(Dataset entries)

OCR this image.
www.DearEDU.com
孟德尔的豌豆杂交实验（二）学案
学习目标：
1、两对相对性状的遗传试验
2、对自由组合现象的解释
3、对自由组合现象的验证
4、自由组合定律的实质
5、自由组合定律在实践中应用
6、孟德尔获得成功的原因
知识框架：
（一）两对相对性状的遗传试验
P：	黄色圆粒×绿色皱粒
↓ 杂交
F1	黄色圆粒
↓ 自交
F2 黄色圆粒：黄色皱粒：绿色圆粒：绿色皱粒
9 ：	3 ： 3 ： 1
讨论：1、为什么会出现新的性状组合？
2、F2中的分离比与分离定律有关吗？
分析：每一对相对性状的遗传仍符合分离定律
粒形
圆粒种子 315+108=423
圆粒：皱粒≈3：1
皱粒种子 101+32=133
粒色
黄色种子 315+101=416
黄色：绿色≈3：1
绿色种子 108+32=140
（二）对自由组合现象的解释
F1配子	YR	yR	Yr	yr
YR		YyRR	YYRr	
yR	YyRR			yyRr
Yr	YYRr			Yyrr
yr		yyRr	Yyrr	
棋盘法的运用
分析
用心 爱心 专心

- [EXERCISE]
Output the full listing without altering anything.

- [SOLUTION]
OCR this image.
www.DearEDU.com
孟德尔的豌豆杂交实验（二）学案
学习目标：
1、两对相对性状的遗传试验
2、对自由组合现象的解释
3、对自由组合现象的验证
4、自由组合定律的实质
5、自由组合定律在实践中应用
6、孟德尔获得成功的原因
知识框架：
（一）两对相对性状的遗传试验
P：	黄色圆粒×绿色皱粒
↓ 杂交
F1	黄色圆粒
↓ 自交
F2 黄色圆粒：黄色皱粒：绿色圆粒：绿色皱粒
9 ：	3 ： 3 ： 1
讨论：1、为什么会出现新的性状组合？
2、F2中的分离比与分离定律有关吗？
分析：每一对相对性状的遗传仍符合分离定律
粒形
圆粒种子 315+108=423
圆粒：皱粒≈3：1
皱粒种子 101+32=133
粒色
黄色种子 315+101=416
黄色：绿色≈3：1
绿色种子 108+32=140
（二）对自由组合现象的解释
F1配子	YR	yR	Yr	yr
YR		YyRR	YYRr	
yR	YyRR			yyRr
Yr	YYRr			Yyrr
yr		yyRr	Yyrr	
棋盘法的运用
分析
用心 爱心 专心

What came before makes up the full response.